▶ **Stated goal**
Each record below is to be reproduced without any change.

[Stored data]
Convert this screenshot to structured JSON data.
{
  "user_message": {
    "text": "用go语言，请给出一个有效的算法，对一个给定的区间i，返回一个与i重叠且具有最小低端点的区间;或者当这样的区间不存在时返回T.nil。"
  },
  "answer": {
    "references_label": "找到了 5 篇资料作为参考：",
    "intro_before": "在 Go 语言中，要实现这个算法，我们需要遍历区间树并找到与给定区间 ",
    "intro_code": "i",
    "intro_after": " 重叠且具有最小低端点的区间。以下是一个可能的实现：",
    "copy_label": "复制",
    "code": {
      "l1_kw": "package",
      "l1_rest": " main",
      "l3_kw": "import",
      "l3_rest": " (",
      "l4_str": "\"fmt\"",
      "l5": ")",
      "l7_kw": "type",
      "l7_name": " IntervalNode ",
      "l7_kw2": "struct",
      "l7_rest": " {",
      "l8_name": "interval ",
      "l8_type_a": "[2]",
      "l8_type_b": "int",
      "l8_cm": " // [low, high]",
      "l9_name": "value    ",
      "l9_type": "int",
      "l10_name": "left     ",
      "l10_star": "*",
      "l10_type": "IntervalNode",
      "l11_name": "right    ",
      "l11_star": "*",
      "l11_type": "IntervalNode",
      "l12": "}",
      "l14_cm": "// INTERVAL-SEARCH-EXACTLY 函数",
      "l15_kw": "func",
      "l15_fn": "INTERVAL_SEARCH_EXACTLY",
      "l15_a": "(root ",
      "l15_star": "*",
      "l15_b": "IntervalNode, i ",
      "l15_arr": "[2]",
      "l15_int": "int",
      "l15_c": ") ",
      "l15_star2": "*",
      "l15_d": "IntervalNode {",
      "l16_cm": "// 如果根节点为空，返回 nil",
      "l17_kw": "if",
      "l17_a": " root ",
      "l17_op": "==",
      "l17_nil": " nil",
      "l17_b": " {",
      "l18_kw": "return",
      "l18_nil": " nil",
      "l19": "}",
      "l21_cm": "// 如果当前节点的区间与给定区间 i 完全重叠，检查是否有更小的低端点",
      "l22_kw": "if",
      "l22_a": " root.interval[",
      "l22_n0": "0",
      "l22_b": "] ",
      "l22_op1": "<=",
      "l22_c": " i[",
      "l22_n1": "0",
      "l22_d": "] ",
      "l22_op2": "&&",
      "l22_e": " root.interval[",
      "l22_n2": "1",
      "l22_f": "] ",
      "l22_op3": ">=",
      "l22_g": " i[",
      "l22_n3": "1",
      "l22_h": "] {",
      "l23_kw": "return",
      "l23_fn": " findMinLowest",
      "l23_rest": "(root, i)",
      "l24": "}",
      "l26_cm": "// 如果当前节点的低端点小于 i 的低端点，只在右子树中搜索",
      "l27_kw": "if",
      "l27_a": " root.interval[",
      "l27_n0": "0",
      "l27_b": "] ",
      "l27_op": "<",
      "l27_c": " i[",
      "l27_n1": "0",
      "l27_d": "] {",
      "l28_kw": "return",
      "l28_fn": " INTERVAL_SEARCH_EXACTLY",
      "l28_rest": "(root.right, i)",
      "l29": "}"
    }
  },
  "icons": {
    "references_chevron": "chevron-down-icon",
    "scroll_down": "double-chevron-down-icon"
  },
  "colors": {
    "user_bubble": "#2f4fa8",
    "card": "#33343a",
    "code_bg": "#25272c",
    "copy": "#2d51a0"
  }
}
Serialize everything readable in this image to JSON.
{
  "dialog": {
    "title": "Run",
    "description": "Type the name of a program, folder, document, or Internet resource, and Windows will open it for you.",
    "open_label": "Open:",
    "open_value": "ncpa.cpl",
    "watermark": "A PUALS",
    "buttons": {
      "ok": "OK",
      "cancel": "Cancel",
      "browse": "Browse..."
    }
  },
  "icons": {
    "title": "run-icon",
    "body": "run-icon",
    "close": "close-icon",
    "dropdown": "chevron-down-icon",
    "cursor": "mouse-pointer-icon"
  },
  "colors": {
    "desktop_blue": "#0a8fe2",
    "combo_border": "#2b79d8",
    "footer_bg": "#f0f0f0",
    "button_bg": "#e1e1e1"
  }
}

▶ **Expected output**
Convert this screenshot to structured JSON data.
{
  "user_message": {
    "text": "用go语言，请给出一个有效的算法，对一个给定的区间i，返回一个与i重叠且具有最小低端点的区间;或者当这样的区间不存在时返回T.nil。"
  },
  "answer": {
    "references_label": "找到了 5 篇资料作为参考：",
    "intro_before": "在 Go 语言中，要实现这个算法，我们需要遍历区间树并找到与给定区间 ",
    "intro_code": "i",
    "intro_after": " 重叠且具有最小低端点的区间。以下是一个可能的实现：",
    "copy_label": "复制",
    "code": {
      "l1_kw": "package",
      "l1_rest": " main",
      "l3_kw": "import",
      "l3_rest": " (",
      "l4_str": "\"fmt\"",
      "l5": ")",
      "l7_kw": "type",
      "l7_name": " IntervalNode ",
      "l7_kw2": "struct",
      "l7_rest": " {",
      "l8_name": "interval ",
      "l8_type_a": "[2]",
      "l8_type_b": "int",
      "l8_cm": " // [low, high]",
      "l9_name": "value    ",
      "l9_type": "int",
      "l10_name": "left     ",
      "l10_star": "*",
      "l10_type": "IntervalNode",
      "l11_name": "right    ",
      "l11_star": "*",
      "l11_type": "IntervalNode",
      "l12": "}",
      "l14_cm": "// INTERVAL-SEARCH-EXACTLY 函数",
      "l15_kw": "func",
      "l15_fn": "INTERVAL_SEARCH_EXACTLY",
      "l15_a": "(root ",
      "l15_star": "*",
      "l15_b": "IntervalNode, i ",
      "l15_arr": "[2]",
      "l15_int": "int",
      "l15_c": ") ",
      "l15_star2": "*",
      "l15_d": "IntervalNode {",
      "l16_cm": "// 如果根节点为空，返回 nil",
      "l17_kw": "if",
      "l17_a": " root ",
      "l17_op": "==",
      "l17_nil": " nil",
      "l17_b": " {",
      "l18_kw": "return",
      "l18_nil": " nil",
      "l19": "}",
      "l21_cm": "// 如果当前节点的区间与给定区间 i 完全重叠，检查是否有更小的低端点",
      "l22_kw": "if",
      "l22_a": " root.interval[",
      "l22_n0": "0",
      "l22_b": "] ",
      "l22_op1": "<=",
      "l22_c": " i[",
      "l22_n1": "0",
      "l22_d": "] ",
      "l22_op2": "&&",
      "l22_e": " root.interval[",
      "l22_n2": "1",
      "l22_f": "] ",
      "l22_op3": ">=",
      "l22_g": " i[",
      "l22_n3": "1",
      "l22_h": "] {",
      "l23_kw": "return",
      "l23_fn": " findMinLowest",
      "l23_rest": "(root, i)",
      "l24": "}",
      "l26_cm": "// 如果当前节点的低端点小于 i 的低端点，只在右子树中搜索",
      "l27_kw": "if",
      "l27_a": " root.interval[",
      "l27_n0": "0",
      "l27_b": "] ",
      "l27_op": "<",
      "l27_c": " i[",
      "l27_n1": "0",
      "l27_d": "] {",
      "l28_kw": "return",
      "l28_fn": " INTERVAL_SEARCH_EXACTLY",
      "l28_rest": "(root.right, i)",
      "l29": "}"
    }
  },
  "icons": {
    "references_chevron": "chevron-down-icon",
    "scroll_down": "double-chevron-down-icon"
  },
  "colors": {
    "user_bubble": "#2f4fa8",
    "card": "#33343a",
    "code_bg": "#25272c",
    "copy": "#2d51a0"
  }
}
Serialize everything readable in this image to JSON.
{
  "dialog": {
    "title": "Run",
    "description": "Type the name of a program, folder, document, or Internet resource, and Windows will open it for you.",
    "open_label": "Open:",
    "open_value": "ncpa.cpl",
    "watermark": "A PUALS",
    "buttons": {
      "ok": "OK",
      "cancel": "Cancel",
      "browse": "Browse..."
    }
  },
  "icons": {
    "title": "run-icon",
    "body": "run-icon",
    "close": "close-icon",
    "dropdown": "chevron-down-icon",
    "cursor": "mouse-pointer-icon"
  },
  "colors": {
    "desktop_blue": "#0a8fe2",
    "combo_border": "#2b79d8",
    "footer_bg": "#f0f0f0",
    "button_bg": "#e1e1e1"
  }
}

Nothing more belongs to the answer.